#### INPUT RECORDS
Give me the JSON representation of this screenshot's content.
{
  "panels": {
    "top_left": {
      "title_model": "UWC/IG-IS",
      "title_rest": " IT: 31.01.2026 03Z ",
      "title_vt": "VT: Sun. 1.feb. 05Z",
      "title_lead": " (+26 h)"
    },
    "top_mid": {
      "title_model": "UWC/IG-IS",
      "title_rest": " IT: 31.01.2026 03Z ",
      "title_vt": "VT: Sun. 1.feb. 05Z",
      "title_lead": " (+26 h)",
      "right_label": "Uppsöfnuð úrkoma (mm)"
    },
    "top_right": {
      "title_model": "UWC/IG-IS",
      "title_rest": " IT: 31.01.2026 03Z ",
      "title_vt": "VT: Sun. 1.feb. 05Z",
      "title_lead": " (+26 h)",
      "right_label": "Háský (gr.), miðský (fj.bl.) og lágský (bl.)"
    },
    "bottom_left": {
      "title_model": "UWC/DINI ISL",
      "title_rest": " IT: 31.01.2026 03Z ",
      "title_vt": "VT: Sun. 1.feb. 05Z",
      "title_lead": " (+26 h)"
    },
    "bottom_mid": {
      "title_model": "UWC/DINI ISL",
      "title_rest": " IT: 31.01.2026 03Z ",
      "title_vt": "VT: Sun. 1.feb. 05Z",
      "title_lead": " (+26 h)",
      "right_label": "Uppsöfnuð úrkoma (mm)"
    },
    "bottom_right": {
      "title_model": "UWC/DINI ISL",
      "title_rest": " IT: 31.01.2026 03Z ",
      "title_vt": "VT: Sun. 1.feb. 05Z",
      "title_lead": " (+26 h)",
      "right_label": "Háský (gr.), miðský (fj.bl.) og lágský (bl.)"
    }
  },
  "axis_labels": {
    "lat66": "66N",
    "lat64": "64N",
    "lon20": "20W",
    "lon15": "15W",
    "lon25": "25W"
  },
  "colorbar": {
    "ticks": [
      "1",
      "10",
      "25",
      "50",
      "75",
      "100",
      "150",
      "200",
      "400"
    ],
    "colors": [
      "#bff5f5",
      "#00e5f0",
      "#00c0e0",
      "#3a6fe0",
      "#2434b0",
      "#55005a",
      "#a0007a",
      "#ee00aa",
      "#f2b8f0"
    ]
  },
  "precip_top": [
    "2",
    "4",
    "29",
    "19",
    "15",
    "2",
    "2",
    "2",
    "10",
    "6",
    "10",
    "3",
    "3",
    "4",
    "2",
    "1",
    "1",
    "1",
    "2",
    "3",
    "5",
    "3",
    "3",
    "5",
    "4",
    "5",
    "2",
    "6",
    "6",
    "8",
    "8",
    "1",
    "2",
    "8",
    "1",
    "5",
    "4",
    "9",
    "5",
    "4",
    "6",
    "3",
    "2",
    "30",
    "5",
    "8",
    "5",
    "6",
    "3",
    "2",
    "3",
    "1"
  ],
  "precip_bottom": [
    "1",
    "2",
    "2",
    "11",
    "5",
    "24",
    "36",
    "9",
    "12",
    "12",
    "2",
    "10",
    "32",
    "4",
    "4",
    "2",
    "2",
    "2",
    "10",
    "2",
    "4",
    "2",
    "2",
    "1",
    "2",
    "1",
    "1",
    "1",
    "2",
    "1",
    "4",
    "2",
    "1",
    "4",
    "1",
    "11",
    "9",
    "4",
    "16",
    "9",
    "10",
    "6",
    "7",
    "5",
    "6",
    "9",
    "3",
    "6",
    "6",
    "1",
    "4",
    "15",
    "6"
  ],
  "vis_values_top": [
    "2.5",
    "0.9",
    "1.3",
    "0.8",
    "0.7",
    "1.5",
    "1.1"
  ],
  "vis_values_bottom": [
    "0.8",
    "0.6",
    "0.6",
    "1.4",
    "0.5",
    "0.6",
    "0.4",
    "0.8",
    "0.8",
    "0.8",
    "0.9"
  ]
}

#### WHAT THE TASK REQUIRES
Go through the listing and print each line exactly as it appears.

#### SOLUTION TO THE PROBLEM
Give me the JSON representation of this screenshot's content.
{
  "panels": {
    "top_left": {
      "title_model": "UWC/IG-IS",
      "title_rest": " IT: 31.01.2026 03Z ",
      "title_vt": "VT: Sun. 1.feb. 05Z",
      "title_lead": " (+26 h)"
    },
    "top_mid": {
      "title_model": "UWC/IG-IS",
      "title_rest": " IT: 31.01.2026 03Z ",
      "title_vt": "VT: Sun. 1.feb. 05Z",
      "title_lead": " (+26 h)",
      "right_label": "Uppsöfnuð úrkoma (mm)"
    },
    "top_right": {
      "title_model": "UWC/IG-IS",
      "title_rest": " IT: 31.01.2026 03Z ",
      "title_vt": "VT: Sun. 1.feb. 05Z",
      "title_lead": " (+26 h)",
      "right_label": "Háský (gr.), miðský (fj.bl.) og lágský (bl.)"
    },
    "bottom_left": {
      "title_model": "UWC/DINI ISL",
      "title_rest": " IT: 31.01.2026 03Z ",
      "title_vt": "VT: Sun. 1.feb. 05Z",
      "title_lead": " (+26 h)"
    },
    "bottom_mid": {
      "title_model": "UWC/DINI ISL",
      "title_rest": " IT: 31.01.2026 03Z ",
      "title_vt": "VT: Sun. 1.feb. 05Z",
      "title_lead": " (+26 h)",
      "right_label": "Uppsöfnuð úrkoma (mm)"
    },
    "bottom_right": {
      "title_model": "UWC/DINI ISL",
      "title_rest": " IT: 31.01.2026 03Z ",
      "title_vt": "VT: Sun. 1.feb. 05Z",
      "title_lead": " (+26 h)",
      "right_label": "Háský (gr.), miðský (fj.bl.) og lágský (bl.)"
    }
  },
  "axis_labels": {
    "lat66": "66N",
    "lat64": "64N",
    "lon20": "20W",
    "lon15": "15W",
    "lon25": "25W"
  },
  "colorbar": {
    "ticks": [
      "1",
      "10",
      "25",
      "50",
      "75",
      "100",
      "150",
      "200",
      "400"
    ],
    "colors": [
      "#bff5f5",
      "#00e5f0",
      "#00c0e0",
      "#3a6fe0",
      "#2434b0",
      "#55005a",
      "#a0007a",
      "#ee00aa",
      "#f2b8f0"
    ]
  },
  "precip_top": [
    "2",
    "4",
    "29",
    "19",
    "15",
    "2",
    "2",
    "2",
    "10",
    "6",
    "10",
    "3",
    "3",
    "4",
    "2",
    "1",
    "1",
    "1",
    "2",
    "3",
    "5",
    "3",
    "3",
    "5",
    "4",
    "5",
    "2",
    "6",
    "6",
    "8",
    "8",
    "1",
    "2",
    "8",
    "1",
    "5",
    "4",
    "9",
    "5",
    "4",
    "6",
    "3",
    "2",
    "30",
    "5",
    "8",
    "5",
    "6",
    "3",
    "2",
    "3",
    "1"
  ],
  "precip_bottom": [
    "1",
    "2",
    "2",
    "11",
    "5",
    "24",
    "36",
    "9",
    "12",
    "12",
    "2",
    "10",
    "32",
    "4",
    "4",
    "2",
    "2",
    "2",
    "10",
    "2",
    "4",
    "2",
    "2",
    "1",
    "2",
    "1",
    "1",
    "1",
    "2",
    "1",
    "4",
    "2",
    "1",
    "4",
    "1",
    "11",
    "9",
    "4",
    "16",
    "9",
    "10",
    "6",
    "7",
    "5",
    "6",
    "9",
    "3",
    "6",
    "6",
    "1",
    "4",
    "15",
    "6"
  ],
  "vis_values_top": [
    "2.5",
    "0.9",
    "1.3",
    "0.8",
    "0.7",
    "1.5",
    "1.1"
  ],
  "vis_values_bottom": [
    "0.8",
    "0.6",
    "0.6",
    "1.4",
    "0.5",
    "0.6",
    "0.4",
    "0.8",
    "0.8",
    "0.8",
    "0.9"
  ]
}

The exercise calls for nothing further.